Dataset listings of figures
····················

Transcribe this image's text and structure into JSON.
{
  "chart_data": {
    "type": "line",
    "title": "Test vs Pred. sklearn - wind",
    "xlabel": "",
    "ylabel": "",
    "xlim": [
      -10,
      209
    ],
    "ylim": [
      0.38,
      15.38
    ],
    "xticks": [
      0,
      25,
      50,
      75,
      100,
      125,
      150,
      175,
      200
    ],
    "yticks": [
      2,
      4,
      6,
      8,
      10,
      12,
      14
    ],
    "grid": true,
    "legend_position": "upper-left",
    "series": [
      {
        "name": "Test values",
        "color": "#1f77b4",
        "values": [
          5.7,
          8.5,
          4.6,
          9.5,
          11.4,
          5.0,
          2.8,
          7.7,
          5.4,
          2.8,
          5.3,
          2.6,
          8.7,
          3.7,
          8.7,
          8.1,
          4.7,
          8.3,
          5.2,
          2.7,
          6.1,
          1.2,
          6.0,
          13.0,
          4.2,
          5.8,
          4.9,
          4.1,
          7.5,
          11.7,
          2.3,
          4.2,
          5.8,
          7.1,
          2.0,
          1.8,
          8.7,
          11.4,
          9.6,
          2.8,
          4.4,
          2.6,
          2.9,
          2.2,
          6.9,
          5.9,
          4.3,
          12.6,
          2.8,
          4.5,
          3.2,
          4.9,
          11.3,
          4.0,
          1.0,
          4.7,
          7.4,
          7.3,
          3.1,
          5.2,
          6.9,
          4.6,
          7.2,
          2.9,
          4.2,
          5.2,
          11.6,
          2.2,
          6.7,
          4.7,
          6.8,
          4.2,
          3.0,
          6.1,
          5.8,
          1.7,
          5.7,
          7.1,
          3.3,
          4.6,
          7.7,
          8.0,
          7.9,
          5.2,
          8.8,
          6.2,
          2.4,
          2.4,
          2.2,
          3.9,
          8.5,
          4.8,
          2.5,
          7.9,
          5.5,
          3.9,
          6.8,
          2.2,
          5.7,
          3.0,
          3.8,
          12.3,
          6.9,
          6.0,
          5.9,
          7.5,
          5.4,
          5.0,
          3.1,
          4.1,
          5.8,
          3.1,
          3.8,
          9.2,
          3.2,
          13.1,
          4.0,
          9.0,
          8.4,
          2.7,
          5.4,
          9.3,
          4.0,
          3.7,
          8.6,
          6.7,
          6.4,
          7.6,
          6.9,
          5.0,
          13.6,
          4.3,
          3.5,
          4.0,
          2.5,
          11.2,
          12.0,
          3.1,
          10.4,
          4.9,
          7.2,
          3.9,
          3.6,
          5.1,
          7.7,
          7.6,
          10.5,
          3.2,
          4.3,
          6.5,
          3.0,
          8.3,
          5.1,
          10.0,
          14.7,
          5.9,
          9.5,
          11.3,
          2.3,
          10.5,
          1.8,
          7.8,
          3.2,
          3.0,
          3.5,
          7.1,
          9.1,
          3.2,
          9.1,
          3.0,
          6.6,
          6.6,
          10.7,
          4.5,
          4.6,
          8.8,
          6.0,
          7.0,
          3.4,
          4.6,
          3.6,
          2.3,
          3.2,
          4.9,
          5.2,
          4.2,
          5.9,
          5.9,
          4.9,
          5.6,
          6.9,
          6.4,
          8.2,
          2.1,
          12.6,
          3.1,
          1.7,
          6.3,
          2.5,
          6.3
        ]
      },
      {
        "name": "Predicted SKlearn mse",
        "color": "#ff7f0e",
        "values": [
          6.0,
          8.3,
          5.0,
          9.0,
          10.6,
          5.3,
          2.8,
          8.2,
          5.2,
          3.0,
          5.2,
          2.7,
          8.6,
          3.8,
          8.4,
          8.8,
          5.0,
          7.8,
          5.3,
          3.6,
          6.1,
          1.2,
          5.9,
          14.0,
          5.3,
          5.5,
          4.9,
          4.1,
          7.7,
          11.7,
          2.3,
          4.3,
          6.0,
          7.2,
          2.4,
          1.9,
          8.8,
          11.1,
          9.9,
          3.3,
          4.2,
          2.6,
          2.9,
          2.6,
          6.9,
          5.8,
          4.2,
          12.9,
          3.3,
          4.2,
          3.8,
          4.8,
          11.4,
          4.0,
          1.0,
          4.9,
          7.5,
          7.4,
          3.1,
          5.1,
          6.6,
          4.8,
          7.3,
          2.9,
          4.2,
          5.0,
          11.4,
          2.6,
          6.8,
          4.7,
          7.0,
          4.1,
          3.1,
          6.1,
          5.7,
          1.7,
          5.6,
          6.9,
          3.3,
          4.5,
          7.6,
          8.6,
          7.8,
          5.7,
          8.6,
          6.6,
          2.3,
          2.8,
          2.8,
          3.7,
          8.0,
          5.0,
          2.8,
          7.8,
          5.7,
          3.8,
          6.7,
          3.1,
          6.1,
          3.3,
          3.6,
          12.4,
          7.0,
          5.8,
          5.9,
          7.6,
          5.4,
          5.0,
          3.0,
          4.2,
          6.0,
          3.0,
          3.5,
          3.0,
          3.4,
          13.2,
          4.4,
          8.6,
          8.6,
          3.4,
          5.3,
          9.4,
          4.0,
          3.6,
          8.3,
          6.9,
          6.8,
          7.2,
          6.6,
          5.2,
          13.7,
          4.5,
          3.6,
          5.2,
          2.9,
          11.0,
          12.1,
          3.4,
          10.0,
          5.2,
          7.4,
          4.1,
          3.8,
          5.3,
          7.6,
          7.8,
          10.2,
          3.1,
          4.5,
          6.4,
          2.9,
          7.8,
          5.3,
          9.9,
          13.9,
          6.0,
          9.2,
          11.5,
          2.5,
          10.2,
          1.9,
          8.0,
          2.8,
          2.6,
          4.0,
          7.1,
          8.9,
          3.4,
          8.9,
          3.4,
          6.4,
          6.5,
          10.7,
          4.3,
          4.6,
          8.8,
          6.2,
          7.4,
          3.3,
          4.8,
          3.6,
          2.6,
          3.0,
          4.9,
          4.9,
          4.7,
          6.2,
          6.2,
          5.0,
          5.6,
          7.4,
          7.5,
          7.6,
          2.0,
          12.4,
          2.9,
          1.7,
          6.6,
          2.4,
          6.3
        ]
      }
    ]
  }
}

····················

▶ INSTRUCTIONS FOR THE TASK
From the data, list each line in which the string "Test" appears.

▶ ANSWER FOR THE TASK
    "title": "Test vs Pred. sklearn - wind",
        "name": "Test values",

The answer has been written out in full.